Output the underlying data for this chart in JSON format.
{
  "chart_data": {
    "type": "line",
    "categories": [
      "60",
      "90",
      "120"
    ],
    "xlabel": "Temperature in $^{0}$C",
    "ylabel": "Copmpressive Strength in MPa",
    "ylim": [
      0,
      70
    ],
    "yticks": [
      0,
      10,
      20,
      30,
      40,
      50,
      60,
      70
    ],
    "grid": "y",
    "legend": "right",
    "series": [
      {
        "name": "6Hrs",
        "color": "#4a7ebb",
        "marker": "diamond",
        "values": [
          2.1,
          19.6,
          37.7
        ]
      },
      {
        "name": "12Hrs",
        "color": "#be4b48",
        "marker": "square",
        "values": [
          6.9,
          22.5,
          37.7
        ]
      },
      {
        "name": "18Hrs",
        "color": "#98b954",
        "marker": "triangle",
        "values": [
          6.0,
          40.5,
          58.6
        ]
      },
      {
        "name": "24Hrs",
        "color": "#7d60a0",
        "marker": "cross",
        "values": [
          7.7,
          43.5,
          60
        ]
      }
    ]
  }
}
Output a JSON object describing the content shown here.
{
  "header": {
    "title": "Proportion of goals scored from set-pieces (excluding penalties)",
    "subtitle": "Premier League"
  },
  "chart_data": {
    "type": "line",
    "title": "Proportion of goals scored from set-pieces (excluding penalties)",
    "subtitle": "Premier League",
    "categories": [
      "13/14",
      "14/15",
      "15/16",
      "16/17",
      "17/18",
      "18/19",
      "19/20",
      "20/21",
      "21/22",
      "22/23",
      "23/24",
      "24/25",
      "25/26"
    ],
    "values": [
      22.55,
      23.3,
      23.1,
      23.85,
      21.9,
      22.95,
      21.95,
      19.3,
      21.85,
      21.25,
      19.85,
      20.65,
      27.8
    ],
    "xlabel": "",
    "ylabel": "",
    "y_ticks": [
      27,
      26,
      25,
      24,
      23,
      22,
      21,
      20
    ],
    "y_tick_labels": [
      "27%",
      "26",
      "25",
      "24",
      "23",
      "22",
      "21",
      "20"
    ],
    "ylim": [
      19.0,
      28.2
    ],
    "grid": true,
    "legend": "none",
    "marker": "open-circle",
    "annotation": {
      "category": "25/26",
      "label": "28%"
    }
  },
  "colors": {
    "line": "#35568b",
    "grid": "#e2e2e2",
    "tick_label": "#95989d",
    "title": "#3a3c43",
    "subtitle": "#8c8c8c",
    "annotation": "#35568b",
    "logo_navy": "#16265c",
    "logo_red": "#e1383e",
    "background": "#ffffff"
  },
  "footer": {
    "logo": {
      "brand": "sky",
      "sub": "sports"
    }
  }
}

===

▶ Given instruction: Wherever "name" shows up in a line, copy that line.

▶ Problem solution:
        "name": "6Hrs",
        "name": "12Hrs",
        "name": "18Hrs",
        "name": "24Hrs",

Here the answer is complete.